Records to use —
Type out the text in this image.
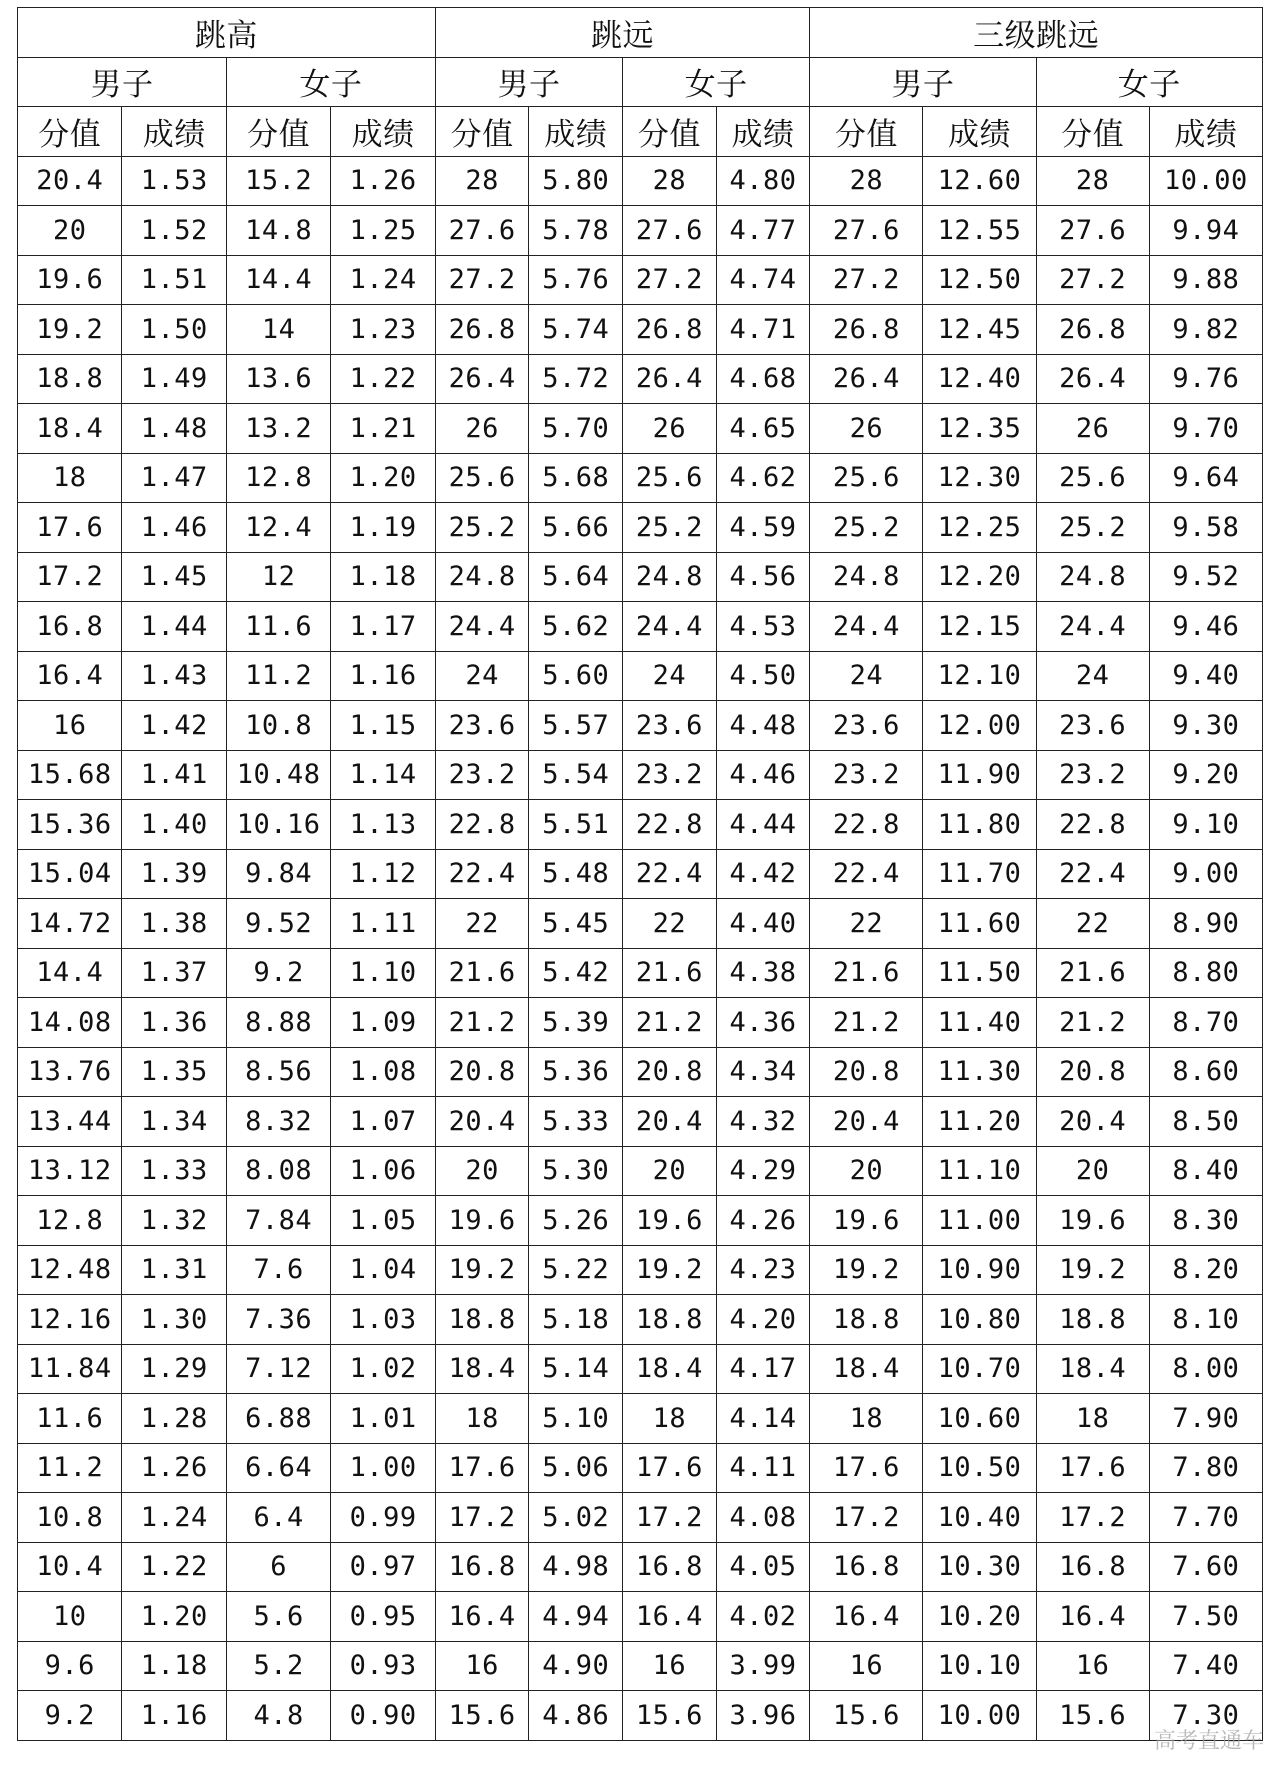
跳高				跳远				三级跳远			
男子		女子		男子		女子		男子		女子	
分值	成绩	分值	成绩	分值	成绩	分值	成绩	分值	成绩	分值	成绩
20.4	1.53	15.2	1.26	28	5.80	28	4.80	28	12.60	28	10.00
20	1.52	14.8	1.25	27.6	5.78	27.6	4.77	27.6	12.55	27.6	9.94
19.6	1.51	14.4	1.24	27.2	5.76	27.2	4.74	27.2	12.50	27.2	9.88
19.2	1.50	14	1.23	26.8	5.74	26.8	4.71	26.8	12.45	26.8	9.82
18.8	1.49	13.6	1.22	26.4	5.72	26.4	4.68	26.4	12.40	26.4	9.76
18.4	1.48	13.2	1.21	26	5.70	26	4.65	26	12.35	26	9.70
18	1.47	12.8	1.20	25.6	5.68	25.6	4.62	25.6	12.30	25.6	9.64
17.6	1.46	12.4	1.19	25.2	5.66	25.2	4.59	25.2	12.25	25.2	9.58
17.2	1.45	12	1.18	24.8	5.64	24.8	4.56	24.8	12.20	24.8	9.52
16.8	1.44	11.6	1.17	24.4	5.62	24.4	4.53	24.4	12.15	24.4	9.46
16.4	1.43	11.2	1.16	24	5.60	24	4.50	24	12.10	24	9.40
16	1.42	10.8	1.15	23.6	5.57	23.6	4.48	23.6	12.00	23.6	9.30
15.68	1.41	10.48	1.14	23.2	5.54	23.2	4.46	23.2	11.90	23.2	9.20
15.36	1.40	10.16	1.13	22.8	5.51	22.8	4.44	22.8	11.80	22.8	9.10
15.04	1.39	9.84	1.12	22.4	5.48	22.4	4.42	22.4	11.70	22.4	9.00
14.72	1.38	9.52	1.11	22	5.45	22	4.40	22	11.60	22	8.90
14.4	1.37	9.2	1.10	21.6	5.42	21.6	4.38	21.6	11.50	21.6	8.80
14.08	1.36	8.88	1.09	21.2	5.39	21.2	4.36	21.2	11.40	21.2	8.70
13.76	1.35	8.56	1.08	20.8	5.36	20.8	4.34	20.8	11.30	20.8	8.60
13.44	1.34	8.32	1.07	20.4	5.33	20.4	4.32	20.4	11.20	20.4	8.50
13.12	1.33	8.08	1.06	20	5.30	20	4.29	20	11.10	20	8.40
12.8	1.32	7.84	1.05	19.6	5.26	19.6	4.26	19.6	11.00	19.6	8.30
12.48	1.31	7.6	1.04	19.2	5.22	19.2	4.23	19.2	10.90	19.2	8.20
12.16	1.30	7.36	1.03	18.8	5.18	18.8	4.20	18.8	10.80	18.8	8.10
11.84	1.29	7.12	1.02	18.4	5.14	18.4	4.17	18.4	10.70	18.4	8.00
11.6	1.28	6.88	1.01	18	5.10	18	4.14	18	10.60	18	7.90
11.2	1.26	6.64	1.00	17.6	5.06	17.6	4.11	17.6	10.50	17.6	7.80
10.8	1.24	6.4	0.99	17.2	5.02	17.2	4.08	17.2	10.40	17.2	7.70
10.4	1.22	6	0.97	16.8	4.98	16.8	4.05	16.8	10.30	16.8	7.60
10	1.20	5.6	0.95	16.4	4.94	16.4	4.02	16.4	10.20	16.4	7.50
9.6	1.18	5.2	0.93	16	4.90	16	3.99	16	10.10	16	7.40
9.2	1.16	4.8	0.90	15.6	4.86	15.6	3.96	15.6	10.00	15.6	7.30
高考直通车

Problem to solve —
Copy every entry word for word, but omit the pictures.

Correct result —
Type out the text in this image.
跳高				跳远				三级跳远			
男子		女子		男子		女子		男子		女子	
分值	成绩	分值	成绩	分值	成绩	分值	成绩	分值	成绩	分值	成绩
20.4	1.53	15.2	1.26	28	5.80	28	4.80	28	12.60	28	10.00
20	1.52	14.8	1.25	27.6	5.78	27.6	4.77	27.6	12.55	27.6	9.94
19.6	1.51	14.4	1.24	27.2	5.76	27.2	4.74	27.2	12.50	27.2	9.88
19.2	1.50	14	1.23	26.8	5.74	26.8	4.71	26.8	12.45	26.8	9.82
18.8	1.49	13.6	1.22	26.4	5.72	26.4	4.68	26.4	12.40	26.4	9.76
18.4	1.48	13.2	1.21	26	5.70	26	4.65	26	12.35	26	9.70
18	1.47	12.8	1.20	25.6	5.68	25.6	4.62	25.6	12.30	25.6	9.64
17.6	1.46	12.4	1.19	25.2	5.66	25.2	4.59	25.2	12.25	25.2	9.58
17.2	1.45	12	1.18	24.8	5.64	24.8	4.56	24.8	12.20	24.8	9.52
16.8	1.44	11.6	1.17	24.4	5.62	24.4	4.53	24.4	12.15	24.4	9.46
16.4	1.43	11.2	1.16	24	5.60	24	4.50	24	12.10	24	9.40
16	1.42	10.8	1.15	23.6	5.57	23.6	4.48	23.6	12.00	23.6	9.30
15.68	1.41	10.48	1.14	23.2	5.54	23.2	4.46	23.2	11.90	23.2	9.20
15.36	1.40	10.16	1.13	22.8	5.51	22.8	4.44	22.8	11.80	22.8	9.10
15.04	1.39	9.84	1.12	22.4	5.48	22.4	4.42	22.4	11.70	22.4	9.00
14.72	1.38	9.52	1.11	22	5.45	22	4.40	22	11.60	22	8.90
14.4	1.37	9.2	1.10	21.6	5.42	21.6	4.38	21.6	11.50	21.6	8.80
14.08	1.36	8.88	1.09	21.2	5.39	21.2	4.36	21.2	11.40	21.2	8.70
13.76	1.35	8.56	1.08	20.8	5.36	20.8	4.34	20.8	11.30	20.8	8.60
13.44	1.34	8.32	1.07	20.4	5.33	20.4	4.32	20.4	11.20	20.4	8.50
13.12	1.33	8.08	1.06	20	5.30	20	4.29	20	11.10	20	8.40
12.8	1.32	7.84	1.05	19.6	5.26	19.6	4.26	19.6	11.00	19.6	8.30
12.48	1.31	7.6	1.04	19.2	5.22	19.2	4.23	19.2	10.90	19.2	8.20
12.16	1.30	7.36	1.03	18.8	5.18	18.8	4.20	18.8	10.80	18.8	8.10
11.84	1.29	7.12	1.02	18.4	5.14	18.4	4.17	18.4	10.70	18.4	8.00
11.6	1.28	6.88	1.01	18	5.10	18	4.14	18	10.60	18	7.90
11.2	1.26	6.64	1.00	17.6	5.06	17.6	4.11	17.6	10.50	17.6	7.80
10.8	1.24	6.4	0.99	17.2	5.02	17.2	4.08	17.2	10.40	17.2	7.70
10.4	1.22	6	0.97	16.8	4.98	16.8	4.05	16.8	10.30	16.8	7.60
10	1.20	5.6	0.95	16.4	4.94	16.4	4.02	16.4	10.20	16.4	7.50
9.6	1.18	5.2	0.93	16	4.90	16	3.99	16	10.10	16	7.40
9.2	1.16	4.8	0.90	15.6	4.86	15.6	3.96	15.6	10.00	15.6	7.30
高考直通车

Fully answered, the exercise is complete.